### Work instructions
Copy out all lines with the word "title" in them.

═══ Material to process

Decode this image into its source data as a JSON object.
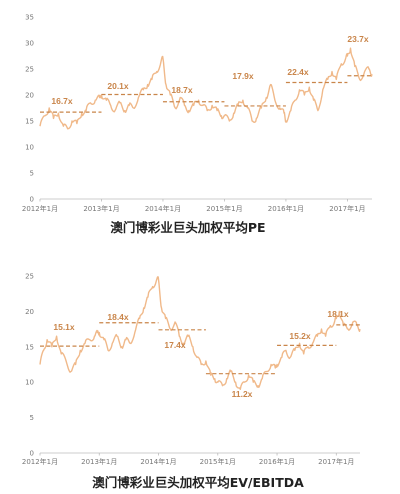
{
  "colors": {
    "line": "#f0b98a",
    "avg": "#c9854a",
    "label": "#c9854a",
    "axis": "#bbbbbb",
    "text": "#222222"
  },
  "chart_data": [
    {
      "type": "line",
      "title": "澳门博彩业巨头加权平均PE",
      "ylim": [
        0,
        35
      ],
      "yticks": [
        "0",
        "5",
        "10",
        "15",
        "20",
        "25",
        "30",
        "35"
      ],
      "xticks": [
        "2012年1月",
        "2013年1月",
        "2014年1月",
        "2015年1月",
        "2016年1月",
        "2017年1月"
      ],
      "xrange": [
        0,
        5.4
      ],
      "series": [
        {
          "values": [
            [
              0.0,
              14.0
            ],
            [
              0.08,
              16.0
            ],
            [
              0.15,
              17.5
            ],
            [
              0.22,
              15.5
            ],
            [
              0.3,
              16.5
            ],
            [
              0.38,
              14.0
            ],
            [
              0.45,
              13.5
            ],
            [
              0.52,
              15.0
            ],
            [
              0.6,
              14.5
            ],
            [
              0.68,
              16.5
            ],
            [
              0.75,
              17.0
            ],
            [
              0.82,
              18.5
            ],
            [
              0.9,
              19.0
            ],
            [
              0.97,
              19.5
            ],
            [
              1.0,
              20.0
            ],
            [
              1.08,
              19.0
            ],
            [
              1.15,
              18.0
            ],
            [
              1.22,
              17.0
            ],
            [
              1.3,
              18.5
            ],
            [
              1.38,
              17.0
            ],
            [
              1.45,
              18.0
            ],
            [
              1.52,
              17.5
            ],
            [
              1.6,
              19.5
            ],
            [
              1.68,
              21.0
            ],
            [
              1.75,
              22.0
            ],
            [
              1.82,
              23.0
            ],
            [
              1.9,
              24.5
            ],
            [
              1.97,
              26.5
            ],
            [
              2.0,
              27.0
            ],
            [
              2.05,
              22.0
            ],
            [
              2.12,
              20.0
            ],
            [
              2.2,
              17.5
            ],
            [
              2.28,
              19.5
            ],
            [
              2.35,
              18.0
            ],
            [
              2.42,
              17.0
            ],
            [
              2.5,
              18.0
            ],
            [
              2.58,
              19.0
            ],
            [
              2.65,
              18.0
            ],
            [
              2.72,
              17.0
            ],
            [
              2.8,
              18.0
            ],
            [
              2.88,
              17.0
            ],
            [
              2.95,
              16.0
            ],
            [
              3.0,
              16.0
            ],
            [
              3.08,
              15.0
            ],
            [
              3.15,
              16.5
            ],
            [
              3.22,
              18.0
            ],
            [
              3.3,
              19.0
            ],
            [
              3.38,
              17.5
            ],
            [
              3.45,
              15.0
            ],
            [
              3.52,
              15.5
            ],
            [
              3.6,
              17.5
            ],
            [
              3.68,
              19.5
            ],
            [
              3.75,
              22.0
            ],
            [
              3.82,
              19.0
            ],
            [
              3.9,
              17.5
            ],
            [
              3.97,
              16.5
            ],
            [
              4.0,
              15.0
            ],
            [
              4.08,
              17.0
            ],
            [
              4.15,
              19.0
            ],
            [
              4.22,
              21.0
            ],
            [
              4.3,
              20.0
            ],
            [
              4.38,
              21.5
            ],
            [
              4.45,
              19.0
            ],
            [
              4.52,
              17.0
            ],
            [
              4.6,
              21.0
            ],
            [
              4.68,
              23.0
            ],
            [
              4.75,
              24.5
            ],
            [
              4.82,
              23.0
            ],
            [
              4.9,
              26.0
            ],
            [
              4.97,
              27.0
            ],
            [
              5.0,
              27.5
            ],
            [
              5.05,
              29.0
            ],
            [
              5.12,
              25.5
            ],
            [
              5.2,
              23.0
            ],
            [
              5.28,
              24.5
            ],
            [
              5.35,
              25.0
            ],
            [
              5.4,
              24.0
            ]
          ]
        }
      ],
      "averages": [
        {
          "label": "16.7x",
          "value": 16.7,
          "from": 0.0,
          "to": 1.0
        },
        {
          "label": "20.1x",
          "value": 20.1,
          "from": 1.0,
          "to": 2.0
        },
        {
          "label": "18.7x",
          "value": 18.7,
          "from": 2.0,
          "to": 3.0
        },
        {
          "label": "17.9x",
          "value": 17.9,
          "from": 3.0,
          "to": 4.0
        },
        {
          "label": "22.4x",
          "value": 22.4,
          "from": 4.0,
          "to": 5.0
        },
        {
          "label": "23.7x",
          "value": 23.7,
          "from": 5.0,
          "to": 5.4
        }
      ]
    },
    {
      "type": "line",
      "title": "澳门博彩业巨头加权平均EV/EBITDA",
      "ylim": [
        0,
        25
      ],
      "yticks": [
        "0",
        "5",
        "10",
        "15",
        "20",
        "25"
      ],
      "xticks": [
        "2012年1月",
        "2013年1月",
        "2014年1月",
        "2015年1月",
        "2016年1月",
        "2017年1月"
      ],
      "xrange": [
        0,
        5.4
      ],
      "series": [
        {
          "values": [
            [
              0.0,
              12.5
            ],
            [
              0.06,
              14.5
            ],
            [
              0.12,
              16.0
            ],
            [
              0.2,
              15.0
            ],
            [
              0.28,
              16.5
            ],
            [
              0.36,
              14.0
            ],
            [
              0.44,
              13.0
            ],
            [
              0.52,
              11.5
            ],
            [
              0.6,
              12.5
            ],
            [
              0.68,
              14.5
            ],
            [
              0.76,
              15.5
            ],
            [
              0.84,
              16.0
            ],
            [
              0.92,
              16.5
            ],
            [
              0.97,
              17.0
            ],
            [
              1.0,
              17.0
            ],
            [
              1.08,
              16.0
            ],
            [
              1.15,
              14.5
            ],
            [
              1.22,
              15.5
            ],
            [
              1.3,
              16.5
            ],
            [
              1.38,
              15.0
            ],
            [
              1.45,
              16.0
            ],
            [
              1.52,
              15.5
            ],
            [
              1.6,
              17.0
            ],
            [
              1.68,
              19.0
            ],
            [
              1.75,
              20.5
            ],
            [
              1.82,
              22.0
            ],
            [
              1.9,
              23.5
            ],
            [
              1.97,
              24.5
            ],
            [
              2.0,
              24.5
            ],
            [
              2.05,
              20.5
            ],
            [
              2.12,
              19.0
            ],
            [
              2.2,
              17.5
            ],
            [
              2.28,
              18.5
            ],
            [
              2.35,
              16.5
            ],
            [
              2.42,
              15.5
            ],
            [
              2.5,
              16.5
            ],
            [
              2.58,
              15.0
            ],
            [
              2.65,
              13.5
            ],
            [
              2.72,
              12.5
            ],
            [
              2.8,
              13.0
            ],
            [
              2.88,
              11.0
            ],
            [
              2.95,
              10.5
            ],
            [
              3.0,
              10.0
            ],
            [
              3.08,
              9.5
            ],
            [
              3.15,
              10.5
            ],
            [
              3.22,
              11.5
            ],
            [
              3.3,
              10.0
            ],
            [
              3.38,
              9.0
            ],
            [
              3.45,
              10.0
            ],
            [
              3.52,
              11.0
            ],
            [
              3.6,
              10.0
            ],
            [
              3.68,
              9.5
            ],
            [
              3.75,
              10.5
            ],
            [
              3.82,
              11.5
            ],
            [
              3.9,
              12.5
            ],
            [
              3.97,
              12.0
            ],
            [
              4.0,
              12.5
            ],
            [
              4.08,
              13.5
            ],
            [
              4.15,
              14.5
            ],
            [
              4.22,
              13.5
            ],
            [
              4.3,
              14.5
            ],
            [
              4.38,
              15.5
            ],
            [
              4.45,
              14.0
            ],
            [
              4.52,
              15.0
            ],
            [
              4.6,
              15.5
            ],
            [
              4.68,
              16.5
            ],
            [
              4.75,
              17.5
            ],
            [
              4.82,
              16.5
            ],
            [
              4.9,
              18.0
            ],
            [
              4.97,
              18.5
            ],
            [
              5.0,
              19.0
            ],
            [
              5.05,
              20.0
            ],
            [
              5.12,
              18.0
            ],
            [
              5.2,
              17.5
            ],
            [
              5.28,
              18.5
            ],
            [
              5.35,
              18.0
            ],
            [
              5.4,
              17.5
            ]
          ]
        }
      ],
      "averages": [
        {
          "label": "15.1x",
          "value": 15.1,
          "from": 0.0,
          "to": 1.0
        },
        {
          "label": "18.4x",
          "value": 18.4,
          "from": 1.0,
          "to": 2.0
        },
        {
          "label": "17.4x",
          "value": 17.4,
          "from": 2.0,
          "to": 2.8
        },
        {
          "label": "11.2x",
          "value": 11.2,
          "from": 2.8,
          "to": 4.0
        },
        {
          "label": "15.2x",
          "value": 15.2,
          "from": 4.0,
          "to": 5.0
        },
        {
          "label": "18.1x",
          "value": 18.1,
          "from": 5.0,
          "to": 5.4
        }
      ]
    }
  ]
}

══════

### Result of this task
      "title": "澳门博彩业巨头加权平均PE",
      "title": "澳门博彩业巨头加权平均EV/EBITDA",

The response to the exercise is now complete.